WHAT YOU WILL DO:
Your task is to repeat all of the material exactly.

EXERCISE MATERIALS:
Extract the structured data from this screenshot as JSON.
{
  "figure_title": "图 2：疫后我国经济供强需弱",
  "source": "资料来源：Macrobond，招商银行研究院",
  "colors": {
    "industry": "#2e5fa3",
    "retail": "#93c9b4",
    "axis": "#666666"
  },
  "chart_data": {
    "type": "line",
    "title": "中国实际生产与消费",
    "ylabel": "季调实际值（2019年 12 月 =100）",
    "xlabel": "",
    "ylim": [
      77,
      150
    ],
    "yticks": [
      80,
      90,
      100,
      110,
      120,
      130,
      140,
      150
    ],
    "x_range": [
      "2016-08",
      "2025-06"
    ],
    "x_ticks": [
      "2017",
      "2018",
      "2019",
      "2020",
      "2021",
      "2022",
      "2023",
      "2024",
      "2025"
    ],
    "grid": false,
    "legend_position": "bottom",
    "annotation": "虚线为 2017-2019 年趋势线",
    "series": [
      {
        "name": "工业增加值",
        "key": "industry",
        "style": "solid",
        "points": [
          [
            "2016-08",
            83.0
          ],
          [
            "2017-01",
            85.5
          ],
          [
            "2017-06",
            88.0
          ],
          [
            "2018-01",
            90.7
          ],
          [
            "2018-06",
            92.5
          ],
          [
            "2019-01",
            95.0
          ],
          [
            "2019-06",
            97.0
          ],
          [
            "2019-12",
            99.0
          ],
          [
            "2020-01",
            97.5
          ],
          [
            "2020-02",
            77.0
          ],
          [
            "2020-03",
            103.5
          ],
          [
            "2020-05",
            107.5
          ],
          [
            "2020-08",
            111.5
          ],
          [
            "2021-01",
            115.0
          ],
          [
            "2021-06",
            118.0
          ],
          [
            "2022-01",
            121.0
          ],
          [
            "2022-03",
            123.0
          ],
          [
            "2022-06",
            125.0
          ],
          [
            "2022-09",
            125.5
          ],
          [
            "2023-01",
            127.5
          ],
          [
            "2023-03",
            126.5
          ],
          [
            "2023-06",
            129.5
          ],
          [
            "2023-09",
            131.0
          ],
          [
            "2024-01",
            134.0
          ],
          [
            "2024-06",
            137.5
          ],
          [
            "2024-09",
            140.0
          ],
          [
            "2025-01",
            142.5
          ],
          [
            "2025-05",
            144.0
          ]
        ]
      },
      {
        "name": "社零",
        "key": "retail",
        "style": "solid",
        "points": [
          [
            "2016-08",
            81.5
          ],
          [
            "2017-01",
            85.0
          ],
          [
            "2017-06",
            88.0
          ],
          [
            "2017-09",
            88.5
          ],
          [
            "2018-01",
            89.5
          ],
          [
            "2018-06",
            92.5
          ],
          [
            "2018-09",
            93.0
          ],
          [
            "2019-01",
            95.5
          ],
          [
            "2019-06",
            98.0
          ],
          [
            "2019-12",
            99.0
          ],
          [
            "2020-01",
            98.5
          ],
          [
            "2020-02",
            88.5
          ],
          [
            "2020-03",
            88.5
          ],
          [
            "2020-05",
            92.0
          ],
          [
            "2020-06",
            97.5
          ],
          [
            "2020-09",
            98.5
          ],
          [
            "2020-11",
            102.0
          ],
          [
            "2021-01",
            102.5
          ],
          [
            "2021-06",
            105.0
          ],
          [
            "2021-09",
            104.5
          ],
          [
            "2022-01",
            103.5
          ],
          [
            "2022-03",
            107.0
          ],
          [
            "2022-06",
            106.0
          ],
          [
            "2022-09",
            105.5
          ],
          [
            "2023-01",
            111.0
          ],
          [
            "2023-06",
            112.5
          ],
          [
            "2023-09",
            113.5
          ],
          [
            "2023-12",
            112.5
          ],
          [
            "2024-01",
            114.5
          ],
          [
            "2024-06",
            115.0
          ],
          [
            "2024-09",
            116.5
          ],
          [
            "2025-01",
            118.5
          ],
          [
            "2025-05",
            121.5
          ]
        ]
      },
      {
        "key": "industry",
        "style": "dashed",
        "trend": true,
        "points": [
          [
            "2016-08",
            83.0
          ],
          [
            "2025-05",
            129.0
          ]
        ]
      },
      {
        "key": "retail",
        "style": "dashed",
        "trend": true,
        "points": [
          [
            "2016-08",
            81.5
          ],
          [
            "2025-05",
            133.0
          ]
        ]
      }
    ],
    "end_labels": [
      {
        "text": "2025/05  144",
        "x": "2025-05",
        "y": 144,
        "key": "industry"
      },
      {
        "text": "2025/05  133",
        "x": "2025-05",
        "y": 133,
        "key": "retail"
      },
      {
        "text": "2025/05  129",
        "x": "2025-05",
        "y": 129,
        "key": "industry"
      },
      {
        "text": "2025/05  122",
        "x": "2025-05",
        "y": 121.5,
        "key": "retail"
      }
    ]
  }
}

CORRECT OUTPUT:
Extract the structured data from this screenshot as JSON.
{
  "figure_title": "图 2：疫后我国经济供强需弱",
  "source": "资料来源：Macrobond，招商银行研究院",
  "colors": {
    "industry": "#2e5fa3",
    "retail": "#93c9b4",
    "axis": "#666666"
  },
  "chart_data": {
    "type": "line",
    "title": "中国实际生产与消费",
    "ylabel": "季调实际值（2019年 12 月 =100）",
    "xlabel": "",
    "ylim": [
      77,
      150
    ],
    "yticks": [
      80,
      90,
      100,
      110,
      120,
      130,
      140,
      150
    ],
    "x_range": [
      "2016-08",
      "2025-06"
    ],
    "x_ticks": [
      "2017",
      "2018",
      "2019",
      "2020",
      "2021",
      "2022",
      "2023",
      "2024",
      "2025"
    ],
    "grid": false,
    "legend_position": "bottom",
    "annotation": "虚线为 2017-2019 年趋势线",
    "series": [
      {
        "name": "工业增加值",
        "key": "industry",
        "style": "solid",
        "points": [
          [
            "2016-08",
            83.0
          ],
          [
            "2017-01",
            85.5
          ],
          [
            "2017-06",
            88.0
          ],
          [
            "2018-01",
            90.7
          ],
          [
            "2018-06",
            92.5
          ],
          [
            "2019-01",
            95.0
          ],
          [
            "2019-06",
            97.0
          ],
          [
            "2019-12",
            99.0
          ],
          [
            "2020-01",
            97.5
          ],
          [
            "2020-02",
            77.0
          ],
          [
            "2020-03",
            103.5
          ],
          [
            "2020-05",
            107.5
          ],
          [
            "2020-08",
            111.5
          ],
          [
            "2021-01",
            115.0
          ],
          [
            "2021-06",
            118.0
          ],
          [
            "2022-01",
            121.0
          ],
          [
            "2022-03",
            123.0
          ],
          [
            "2022-06",
            125.0
          ],
          [
            "2022-09",
            125.5
          ],
          [
            "2023-01",
            127.5
          ],
          [
            "2023-03",
            126.5
          ],
          [
            "2023-06",
            129.5
          ],
          [
            "2023-09",
            131.0
          ],
          [
            "2024-01",
            134.0
          ],
          [
            "2024-06",
            137.5
          ],
          [
            "2024-09",
            140.0
          ],
          [
            "2025-01",
            142.5
          ],
          [
            "2025-05",
            144.0
          ]
        ]
      },
      {
        "name": "社零",
        "key": "retail",
        "style": "solid",
        "points": [
          [
            "2016-08",
            81.5
          ],
          [
            "2017-01",
            85.0
          ],
          [
            "2017-06",
            88.0
          ],
          [
            "2017-09",
            88.5
          ],
          [
            "2018-01",
            89.5
          ],
          [
            "2018-06",
            92.5
          ],
          [
            "2018-09",
            93.0
          ],
          [
            "2019-01",
            95.5
          ],
          [
            "2019-06",
            98.0
          ],
          [
            "2019-12",
            99.0
          ],
          [
            "2020-01",
            98.5
          ],
          [
            "2020-02",
            88.5
          ],
          [
            "2020-03",
            88.5
          ],
          [
            "2020-05",
            92.0
          ],
          [
            "2020-06",
            97.5
          ],
          [
            "2020-09",
            98.5
          ],
          [
            "2020-11",
            102.0
          ],
          [
            "2021-01",
            102.5
          ],
          [
            "2021-06",
            105.0
          ],
          [
            "2021-09",
            104.5
          ],
          [
            "2022-01",
            103.5
          ],
          [
            "2022-03",
            107.0
          ],
          [
            "2022-06",
            106.0
          ],
          [
            "2022-09",
            105.5
          ],
          [
            "2023-01",
            111.0
          ],
          [
            "2023-06",
            112.5
          ],
          [
            "2023-09",
            113.5
          ],
          [
            "2023-12",
            112.5
          ],
          [
            "2024-01",
            114.5
          ],
          [
            "2024-06",
            115.0
          ],
          [
            "2024-09",
            116.5
          ],
          [
            "2025-01",
            118.5
          ],
          [
            "2025-05",
            121.5
          ]
        ]
      },
      {
        "key": "industry",
        "style": "dashed",
        "trend": true,
        "points": [
          [
            "2016-08",
            83.0
          ],
          [
            "2025-05",
            129.0
          ]
        ]
      },
      {
        "key": "retail",
        "style": "dashed",
        "trend": true,
        "points": [
          [
            "2016-08",
            81.5
          ],
          [
            "2025-05",
            133.0
          ]
        ]
      }
    ],
    "end_labels": [
      {
        "text": "2025/05  144",
        "x": "2025-05",
        "y": 144,
        "key": "industry"
      },
      {
        "text": "2025/05  133",
        "x": "2025-05",
        "y": 133,
        "key": "retail"
      },
      {
        "text": "2025/05  129",
        "x": "2025-05",
        "y": 129,
        "key": "industry"
      },
      {
        "text": "2025/05  122",
        "x": "2025-05",
        "y": 121.5,
        "key": "retail"
      }
    ]
  }
}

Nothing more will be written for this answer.